• _TRAVAIL À FAIRE_
- A) Répondez brièvement à ces questions sur le récit de la messe au son du canon.
(i) Contre quelle localité s'acharnent les grosses marmites ?
(ii) À quelle heure la messe a-t-elle lieu ?
(iii) Par quoi le sermon de l'aumônier est-il scandé ?
- B) Transcrivez sans rien changer le passage du récit de la messe au son du canon qui commence par « C’est aujourd’hui dimanche. » et se poursuit jusqu'à « tête aux pieds. ».
- C) Poursuivez le récit de la messe au son du canon à partir de l'endroit où il s'arrête.

• _EXTRAIT DU DOCUMENT_
-.-.-

Brrroum !… brrroum !… Ce sont les grosses marmites qui s’acharnent contre Sampigny.

C’est aujourd’hui dimanche. Nous ne le savons que par une note d’un aumônier militaire nous avisant qu’il y aurait messe à 11h. A 11h la petite église est bondée de troupiers. Plus on est près de l’ennemi, plus il y a de soldats à la messe… Encore une messe au son du canon ! Le sermon très bref de l’aumônier, scandé par l’éclatement des obus, voilà du sublime. J’en étais frissonnant de la tête aux pieds.

-.-.-

• _EXTRAITS DE DONNÉES_
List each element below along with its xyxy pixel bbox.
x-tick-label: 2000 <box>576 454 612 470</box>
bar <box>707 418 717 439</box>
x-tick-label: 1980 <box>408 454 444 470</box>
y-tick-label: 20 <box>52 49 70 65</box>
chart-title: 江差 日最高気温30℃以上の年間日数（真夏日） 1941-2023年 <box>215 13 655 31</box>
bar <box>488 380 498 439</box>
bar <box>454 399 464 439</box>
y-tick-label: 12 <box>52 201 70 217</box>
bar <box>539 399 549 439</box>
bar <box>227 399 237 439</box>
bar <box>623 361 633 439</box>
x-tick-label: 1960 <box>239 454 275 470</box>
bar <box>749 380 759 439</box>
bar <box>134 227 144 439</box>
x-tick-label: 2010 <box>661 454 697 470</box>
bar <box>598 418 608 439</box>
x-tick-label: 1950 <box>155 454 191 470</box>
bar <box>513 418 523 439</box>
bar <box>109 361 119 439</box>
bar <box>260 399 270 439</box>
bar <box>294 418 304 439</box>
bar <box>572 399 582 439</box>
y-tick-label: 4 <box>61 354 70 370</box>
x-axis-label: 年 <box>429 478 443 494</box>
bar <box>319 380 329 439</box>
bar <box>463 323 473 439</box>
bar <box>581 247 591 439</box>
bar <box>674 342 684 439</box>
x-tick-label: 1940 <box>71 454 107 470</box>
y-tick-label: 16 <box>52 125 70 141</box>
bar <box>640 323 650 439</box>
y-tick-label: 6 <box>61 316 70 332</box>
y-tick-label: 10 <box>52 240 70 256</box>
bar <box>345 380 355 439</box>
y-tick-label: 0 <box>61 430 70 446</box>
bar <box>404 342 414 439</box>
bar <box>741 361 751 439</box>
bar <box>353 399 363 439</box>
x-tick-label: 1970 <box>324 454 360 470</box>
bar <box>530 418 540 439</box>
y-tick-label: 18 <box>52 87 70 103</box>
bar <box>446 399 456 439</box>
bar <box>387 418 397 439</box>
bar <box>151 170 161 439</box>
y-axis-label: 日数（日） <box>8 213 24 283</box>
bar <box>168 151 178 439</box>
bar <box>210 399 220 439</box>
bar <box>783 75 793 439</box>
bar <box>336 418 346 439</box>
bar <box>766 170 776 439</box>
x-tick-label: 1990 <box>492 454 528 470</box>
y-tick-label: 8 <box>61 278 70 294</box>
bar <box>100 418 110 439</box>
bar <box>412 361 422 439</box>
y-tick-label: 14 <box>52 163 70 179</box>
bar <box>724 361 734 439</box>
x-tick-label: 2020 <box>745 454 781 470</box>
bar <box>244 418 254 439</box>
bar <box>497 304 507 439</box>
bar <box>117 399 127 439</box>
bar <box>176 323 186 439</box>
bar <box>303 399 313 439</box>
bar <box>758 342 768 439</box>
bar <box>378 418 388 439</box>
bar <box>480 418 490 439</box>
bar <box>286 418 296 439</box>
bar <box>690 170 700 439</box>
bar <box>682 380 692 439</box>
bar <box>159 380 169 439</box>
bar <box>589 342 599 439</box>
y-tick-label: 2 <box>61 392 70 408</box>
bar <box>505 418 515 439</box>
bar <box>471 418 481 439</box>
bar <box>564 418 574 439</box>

-.-.-

• _RÉPONSES_
- A)
(i) Contre Sampigny.
(ii) À 11h.
(iii) Par l'éclatement des obus.

- B)
C’est aujourd’hui dimanche. Nous ne le savons que par une note d’un aumônier militaire nous avisant qu’il y aurait messe à 11h. A 11h la petite église est bondée de troupiers. Plus on est près de l’ennemi, plus il y a de soldats à la messe… Encore une messe au son du canon ! Le sermon très bref de l’aumônier, scandé par l’éclatement des obus, voilà du sublime. J’en étais frissonnant de la tête aux pieds.

- C)
La situation militaire par ici est la suivante : 140.000 hommes de l’armée ennemie se sont emparés de la région de Saint-Mihiel. Pas un n’a pu franchir la Meuse.L’ennemi occupe donc des positions de la rive droite de la Meuse que nous bombardons de la rive gauche. Nous avons également de l’artillerie sur la rive droite entre Mécrin et Marbotte. Cette artillerie arrose la forêt d’Apremont où ont eu lieu des combats très sanglants. De tous les forts situés entre Commercy et Saint-Mihiel, un seul a été pris, le fort du Camp des Romains, la garnison s’est rendue avec les honneurs de la guerre.

Ménil-aux Bois se trouve à l’ouest de Sampigny et à cinq kilomètres de cette ville.

Midi-

Nous déjeunons au milieu d’un nuage de mouches. Au bord de notre verre elles sont là perchées comme des hirondelles sur un fil télégraphique. Nous sommes obligés de tenir notre pain sous notre serviette, de recouvrir notre verre avec une feuille de papier. C’est un fléau. La fièvre typhoïde sévit dans l’armée qui opère par ici. Dans notre régiment il en existe déjà quarante cas.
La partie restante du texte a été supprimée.